**OBJECTIVE**
Omit the pictures, please, and give each record below again exactly.

[Data listing]

(begin)

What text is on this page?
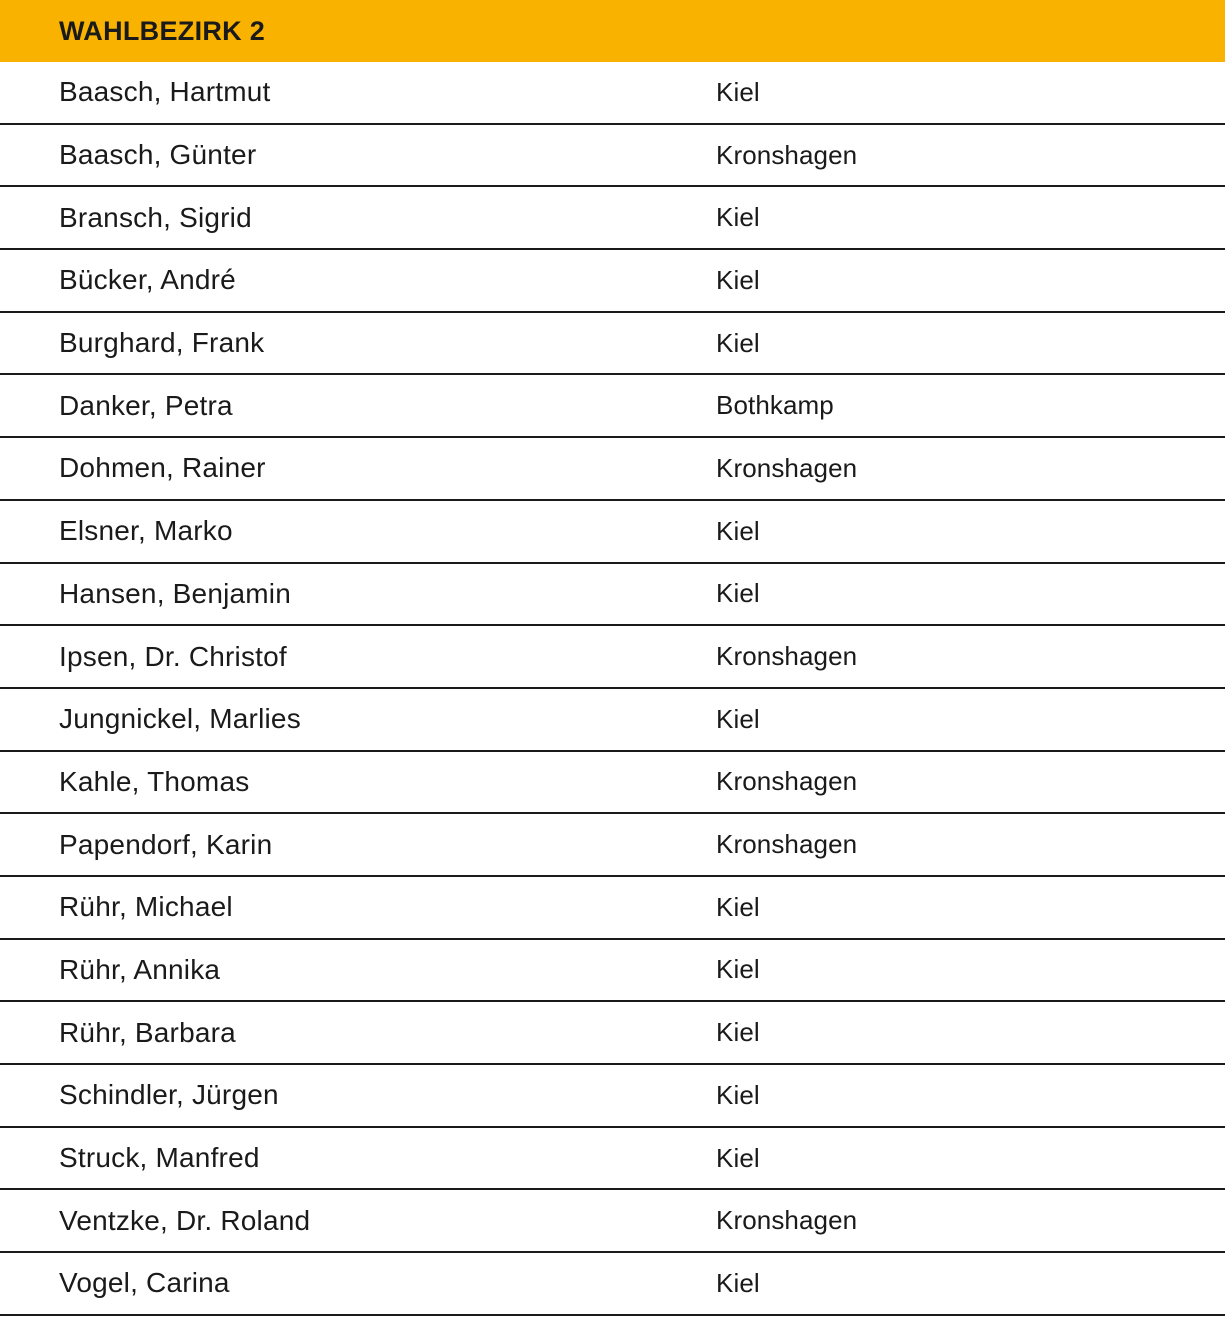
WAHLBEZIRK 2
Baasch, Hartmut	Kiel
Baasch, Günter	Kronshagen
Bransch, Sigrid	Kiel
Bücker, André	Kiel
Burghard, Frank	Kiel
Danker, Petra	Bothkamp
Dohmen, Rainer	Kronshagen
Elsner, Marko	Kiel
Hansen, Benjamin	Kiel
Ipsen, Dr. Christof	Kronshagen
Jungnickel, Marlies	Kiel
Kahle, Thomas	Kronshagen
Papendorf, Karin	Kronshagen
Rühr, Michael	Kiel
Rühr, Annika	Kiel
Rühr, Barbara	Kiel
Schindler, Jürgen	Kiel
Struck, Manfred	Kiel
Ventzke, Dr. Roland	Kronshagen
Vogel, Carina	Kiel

(end)

**FULL SOLUTION**
What text is on this page?
WAHLBEZIRK 2
Baasch, Hartmut	Kiel
Baasch, Günter	Kronshagen
Bransch, Sigrid	Kiel
Bücker, André	Kiel
Burghard, Frank	Kiel
Danker, Petra	Bothkamp
Dohmen, Rainer	Kronshagen
Elsner, Marko	Kiel
Hansen, Benjamin	Kiel
Ipsen, Dr. Christof	Kronshagen
Jungnickel, Marlies	Kiel
Kahle, Thomas	Kronshagen
Papendorf, Karin	Kronshagen
Rühr, Michael	Kiel
Rühr, Annika	Kiel
Rühr, Barbara	Kiel
Schindler, Jürgen	Kiel
Struck, Manfred	Kiel
Ventzke, Dr. Roland	Kronshagen
Vogel, Carina	Kiel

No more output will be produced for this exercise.